> TASK GOAL
Leave the pictures out, and retype all of the material exactly as written.

> SOURCE DATA
______________________________

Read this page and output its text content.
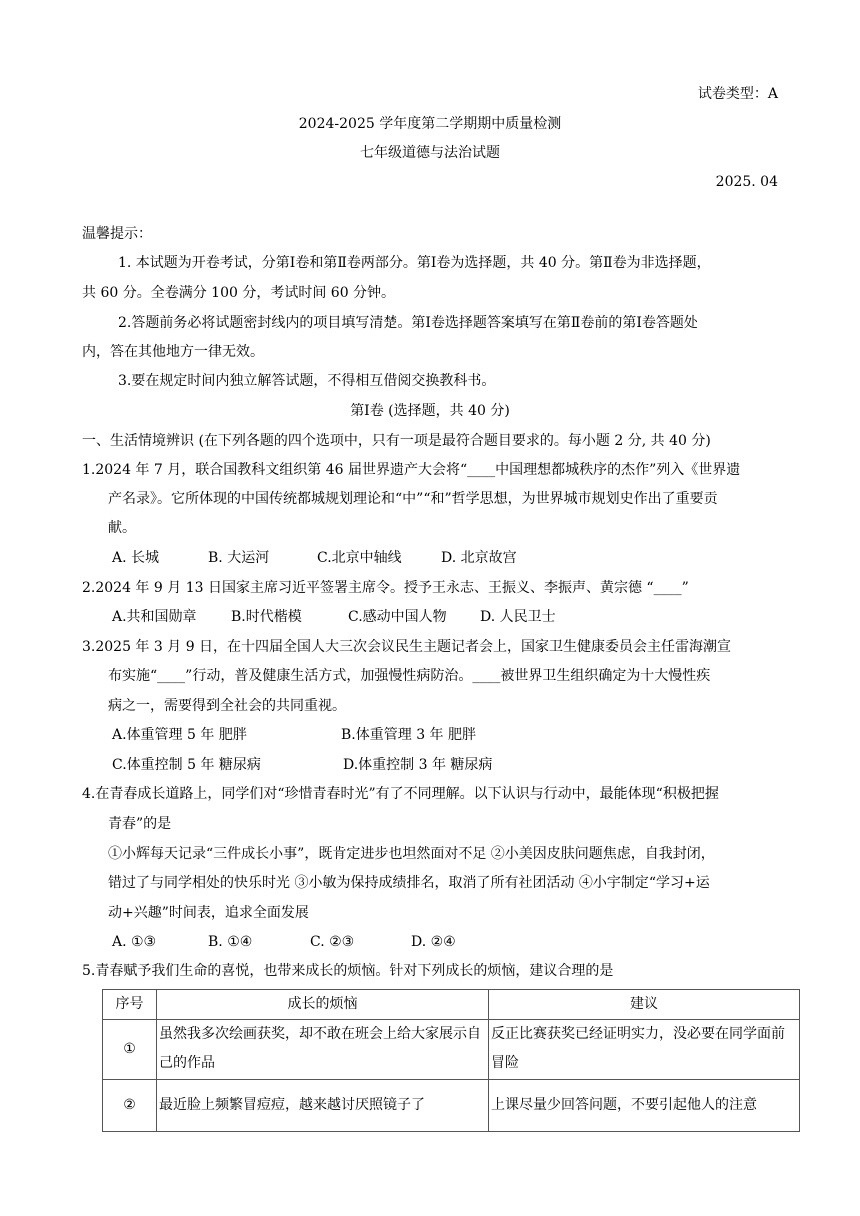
试卷类型：A
2024-2025 学年度第二学期期中质量检测
七年级道德与法治试题
2025. 04
温馨提示：
1. 本试题为开卷考试，分第Ⅰ卷和第Ⅱ卷两部分。第Ⅰ卷为选择题，共 40 分。第Ⅱ卷为非选择题，
共 60 分。全卷满分 100 分，考试时间 60 分钟。
2.答题前务必将试题密封线内的项目填写清楚。第Ⅰ卷选择题答案填写在第Ⅱ卷前的第Ⅰ卷答题处
内，答在其他地方一律无效。
3.要在规定时间内独立解答试题，不得相互借阅交换教科书。
第Ⅰ卷 (选择题，共 40 分)
一、生活情境辨识 (在下列各题的四个选项中，只有一项是最符合题目要求的。每小题 2 分, 共 40 分)
1.2024 年 7 月，联合国教科文组织第 46 届世界遗产大会将“____中国理想都城秩序的杰作”列入《世界遗
产名录》。它所体现的中国传统都城规划理论和“中”“和”哲学思想，为世界城市规划史作出了重要贡
献。
A. 长城	B. 大运河	C.北京中轴线	D. 北京故宫
2.2024 年 9 月 13 日国家主席习近平签署主席令。授予王永志、王振义、李振声、黄宗德 “____”
A.共和国勋章 B.时代楷模	C.感动中国人物 D. 人民卫士
3.2025 年 3 月 9 日，在十四届全国人大三次会议民生主题记者会上，国家卫生健康委员会主任雷海潮宣
布实施“____”行动，普及健康生活方式，加强慢性病防治。____被世界卫生组织确定为十大慢性疾
病之一，需要得到全社会的共同重视。
A.体重管理 5 年 肥胖	B.体重管理 3 年 肥胖
C.体重控制 5 年 糖尿病	D.体重控制 3 年 糖尿病
4.在青春成长道路上，同学们对“珍惜青春时光”有了不同理解。以下认识与行动中，最能体现“积极把握
青春”的是
①小辉每天记录“三件成长小事”，既肯定进步也坦然面对不足 ②小美因皮肤问题焦虑，自我封闭，
错过了与同学相处的快乐时光 ③小敏为保持成绩排名，取消了所有社团活动 ④小宇制定“学习+运
动+兴趣”时间表，追求全面发展
A. ①③	B. ①④	C. ②③	D. ②④
5.青春赋予我们生命的喜悦，也带来成长的烦恼。针对下列成长的烦恼，建议合理的是
序号	成长的烦恼	建议
①	虽然我多次绘画获奖，却不敢在班会上给大家展示自己的作品	反正比赛获奖已经证明实力，没必要在同学面前冒险
②	最近脸上频繁冒痘痘，越来越讨厌照镜子了	上课尽量少回答问题，不要引起他人的注意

______________________________

> SOLUTION TO THIS EXERCISE
Read this page and output its text content.
试卷类型：A
2024-2025 学年度第二学期期中质量检测
七年级道德与法治试题
2025. 04
温馨提示：
1. 本试题为开卷考试，分第Ⅰ卷和第Ⅱ卷两部分。第Ⅰ卷为选择题，共 40 分。第Ⅱ卷为非选择题，
共 60 分。全卷满分 100 分，考试时间 60 分钟。
2.答题前务必将试题密封线内的项目填写清楚。第Ⅰ卷选择题答案填写在第Ⅱ卷前的第Ⅰ卷答题处
内，答在其他地方一律无效。
3.要在规定时间内独立解答试题，不得相互借阅交换教科书。
第Ⅰ卷 (选择题，共 40 分)
一、生活情境辨识 (在下列各题的四个选项中，只有一项是最符合题目要求的。每小题 2 分, 共 40 分)
1.2024 年 7 月，联合国教科文组织第 46 届世界遗产大会将“____中国理想都城秩序的杰作”列入《世界遗
产名录》。它所体现的中国传统都城规划理论和“中”“和”哲学思想，为世界城市规划史作出了重要贡
献。
A. 长城	B. 大运河	C.北京中轴线	D. 北京故宫
2.2024 年 9 月 13 日国家主席习近平签署主席令。授予王永志、王振义、李振声、黄宗德 “____”
A.共和国勋章 B.时代楷模	C.感动中国人物 D. 人民卫士
3.2025 年 3 月 9 日，在十四届全国人大三次会议民生主题记者会上，国家卫生健康委员会主任雷海潮宣
布实施“____”行动，普及健康生活方式，加强慢性病防治。____被世界卫生组织确定为十大慢性疾
病之一，需要得到全社会的共同重视。
A.体重管理 5 年 肥胖	B.体重管理 3 年 肥胖
C.体重控制 5 年 糖尿病	D.体重控制 3 年 糖尿病
4.在青春成长道路上，同学们对“珍惜青春时光”有了不同理解。以下认识与行动中，最能体现“积极把握
青春”的是
①小辉每天记录“三件成长小事”，既肯定进步也坦然面对不足 ②小美因皮肤问题焦虑，自我封闭，
错过了与同学相处的快乐时光 ③小敏为保持成绩排名，取消了所有社团活动 ④小宇制定“学习+运
动+兴趣”时间表，追求全面发展
A. ①③	B. ①④	C. ②③	D. ②④
5.青春赋予我们生命的喜悦，也带来成长的烦恼。针对下列成长的烦恼，建议合理的是
序号	成长的烦恼	建议
①	虽然我多次绘画获奖，却不敢在班会上给大家展示自己的作品	反正比赛获奖已经证明实力，没必要在同学面前冒险
②	最近脸上频繁冒痘痘，越来越讨厌照镜子了	上课尽量少回答问题，不要引起他人的注意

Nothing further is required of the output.